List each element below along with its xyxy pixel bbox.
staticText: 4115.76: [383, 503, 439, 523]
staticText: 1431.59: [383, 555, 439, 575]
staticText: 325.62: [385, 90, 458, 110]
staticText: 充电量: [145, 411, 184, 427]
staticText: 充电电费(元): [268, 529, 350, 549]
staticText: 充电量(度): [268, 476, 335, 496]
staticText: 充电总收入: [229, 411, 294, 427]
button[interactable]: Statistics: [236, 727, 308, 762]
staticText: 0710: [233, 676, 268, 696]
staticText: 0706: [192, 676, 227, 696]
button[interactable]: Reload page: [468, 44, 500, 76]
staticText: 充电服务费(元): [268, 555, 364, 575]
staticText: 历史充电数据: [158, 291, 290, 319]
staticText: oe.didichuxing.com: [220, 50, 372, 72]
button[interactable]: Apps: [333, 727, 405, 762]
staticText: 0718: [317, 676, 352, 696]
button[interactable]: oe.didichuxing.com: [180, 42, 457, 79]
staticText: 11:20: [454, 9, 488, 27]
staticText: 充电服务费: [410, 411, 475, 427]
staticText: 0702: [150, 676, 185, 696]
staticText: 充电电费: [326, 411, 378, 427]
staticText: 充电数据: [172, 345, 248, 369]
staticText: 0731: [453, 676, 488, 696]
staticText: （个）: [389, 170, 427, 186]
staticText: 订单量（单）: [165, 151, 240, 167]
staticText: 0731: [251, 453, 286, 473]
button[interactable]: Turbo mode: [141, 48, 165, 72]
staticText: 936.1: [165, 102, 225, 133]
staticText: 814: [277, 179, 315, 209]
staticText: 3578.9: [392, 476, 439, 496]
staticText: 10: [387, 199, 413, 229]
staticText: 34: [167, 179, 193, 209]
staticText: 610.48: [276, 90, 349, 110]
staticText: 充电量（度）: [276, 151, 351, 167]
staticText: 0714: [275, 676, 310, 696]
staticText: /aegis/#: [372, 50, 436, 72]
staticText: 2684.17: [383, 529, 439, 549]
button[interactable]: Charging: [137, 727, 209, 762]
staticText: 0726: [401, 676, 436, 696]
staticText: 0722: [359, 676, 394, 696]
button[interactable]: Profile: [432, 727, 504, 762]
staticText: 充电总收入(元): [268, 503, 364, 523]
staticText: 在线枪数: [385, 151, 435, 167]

──────

### The request
Please retype the material above word for word, from its first line through the line containing "staticText: 充电总收入: [229, 411, 294, 427]".

### Answer to this problem
List each element below along with its xyxy pixel bbox.
staticText: 4115.76: [383, 503, 439, 523]
staticText: 1431.59: [383, 555, 439, 575]
staticText: 325.62: [385, 90, 458, 110]
staticText: 充电量: [145, 411, 184, 427]
staticText: 充电电费(元): [268, 529, 350, 549]
staticText: 充电量(度): [268, 476, 335, 496]
staticText: 充电总收入: [229, 411, 294, 427]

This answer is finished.